:: OBJECTIVE ::
Retype the material below. Keep every word exactly as it is.
┌─ SUPPLIED MATERIAL
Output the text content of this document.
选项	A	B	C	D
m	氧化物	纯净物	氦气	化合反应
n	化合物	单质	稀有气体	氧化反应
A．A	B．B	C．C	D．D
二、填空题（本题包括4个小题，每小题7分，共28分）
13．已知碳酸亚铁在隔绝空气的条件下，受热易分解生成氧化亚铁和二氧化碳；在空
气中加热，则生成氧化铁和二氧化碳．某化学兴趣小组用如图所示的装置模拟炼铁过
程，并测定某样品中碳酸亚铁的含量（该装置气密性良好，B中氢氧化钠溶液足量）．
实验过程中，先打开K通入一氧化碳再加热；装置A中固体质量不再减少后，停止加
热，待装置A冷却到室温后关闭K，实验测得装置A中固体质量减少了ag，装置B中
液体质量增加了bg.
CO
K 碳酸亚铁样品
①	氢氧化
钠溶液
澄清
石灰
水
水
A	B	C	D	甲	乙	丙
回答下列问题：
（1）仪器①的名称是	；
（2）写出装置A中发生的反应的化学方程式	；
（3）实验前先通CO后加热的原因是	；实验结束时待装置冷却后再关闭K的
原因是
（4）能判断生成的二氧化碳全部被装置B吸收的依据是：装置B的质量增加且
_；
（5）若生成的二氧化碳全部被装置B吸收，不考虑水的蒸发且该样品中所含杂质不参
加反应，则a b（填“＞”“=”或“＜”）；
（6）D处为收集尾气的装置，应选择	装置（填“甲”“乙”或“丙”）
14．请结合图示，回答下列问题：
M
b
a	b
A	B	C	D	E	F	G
└─
:: SOLUTION ::
Output the text content of this document.
选项	A	B	C	D
m	氧化物	纯净物	氦气	化合反应
n	化合物	单质	稀有气体	氧化反应
A．A	B．B	C．C	D．D
二、填空题（本题包括4个小题，每小题7分，共28分）
13．已知碳酸亚铁在隔绝空气的条件下，受热易分解生成氧化亚铁和二氧化碳；在空
气中加热，则生成氧化铁和二氧化碳．某化学兴趣小组用如图所示的装置模拟炼铁过
程，并测定某样品中碳酸亚铁的含量（该装置气密性良好，B中氢氧化钠溶液足量）．
实验过程中，先打开K通入一氧化碳再加热；装置A中固体质量不再减少后，停止加
热，待装置A冷却到室温后关闭K，实验测得装置A中固体质量减少了ag，装置B中
液体质量增加了bg.
CO
K 碳酸亚铁样品
①	氢氧化
钠溶液
澄清
石灰
水
水
A	B	C	D	甲	乙	丙
回答下列问题：
（1）仪器①的名称是	；
（2）写出装置A中发生的反应的化学方程式	；
（3）实验前先通CO后加热的原因是	；实验结束时待装置冷却后再关闭K的
原因是
（4）能判断生成的二氧化碳全部被装置B吸收的依据是：装置B的质量增加且
_；
（5）若生成的二氧化碳全部被装置B吸收，不考虑水的蒸发且该样品中所含杂质不参
加反应，则a b（填“＞”“=”或“＜”）；
（6）D处为收集尾气的装置，应选择	装置（填“甲”“乙”或“丙”）
14．请结合图示，回答下列问题：
M
b
a	b
A	B	C	D	E	F	G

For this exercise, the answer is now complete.